Every line below is to be quoted exactly, with nothing added or dropped.

━━━ Given entries ━━━

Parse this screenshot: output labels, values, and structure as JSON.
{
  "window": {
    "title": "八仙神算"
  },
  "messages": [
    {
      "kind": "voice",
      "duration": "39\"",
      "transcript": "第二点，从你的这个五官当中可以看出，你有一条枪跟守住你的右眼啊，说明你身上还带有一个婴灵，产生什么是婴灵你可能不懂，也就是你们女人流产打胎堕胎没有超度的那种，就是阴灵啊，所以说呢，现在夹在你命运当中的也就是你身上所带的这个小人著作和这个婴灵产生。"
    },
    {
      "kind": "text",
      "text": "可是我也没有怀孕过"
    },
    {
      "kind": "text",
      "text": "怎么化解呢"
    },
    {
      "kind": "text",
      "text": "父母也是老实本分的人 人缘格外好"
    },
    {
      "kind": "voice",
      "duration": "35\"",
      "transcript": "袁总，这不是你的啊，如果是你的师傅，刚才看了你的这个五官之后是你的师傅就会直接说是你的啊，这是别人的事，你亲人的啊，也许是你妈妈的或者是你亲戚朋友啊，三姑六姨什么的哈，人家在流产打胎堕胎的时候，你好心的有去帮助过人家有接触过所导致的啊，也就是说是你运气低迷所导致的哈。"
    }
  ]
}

━━━

■ The reply
Parse this screenshot: output labels, values, and structure as JSON.
{
  "window": {
    "title": "八仙神算"
  },
  "messages": [
    {
      "kind": "voice",
      "duration": "39\"",
      "transcript": "第二点，从你的这个五官当中可以看出，你有一条枪跟守住你的右眼啊，说明你身上还带有一个婴灵，产生什么是婴灵你可能不懂，也就是你们女人流产打胎堕胎没有超度的那种，就是阴灵啊，所以说呢，现在夹在你命运当中的也就是你身上所带的这个小人著作和这个婴灵产生。"
    },
    {
      "kind": "text",
      "text": "可是我也没有怀孕过"
    },
    {
      "kind": "text",
      "text": "怎么化解呢"
    },
    {
      "kind": "text",
      "text": "父母也是老实本分的人 人缘格外好"
    },
    {
      "kind": "voice",
      "duration": "35\"",
      "transcript": "袁总，这不是你的啊，如果是你的师傅，刚才看了你的这个五官之后是你的师傅就会直接说是你的啊，这是别人的事，你亲人的啊，也许是你妈妈的或者是你亲戚朋友啊，三姑六姨什么的哈，人家在流产打胎堕胎的时候，你好心的有去帮助过人家有接触过所导致的啊，也就是说是你运气低迷所导致的哈。"
    }
  ]
}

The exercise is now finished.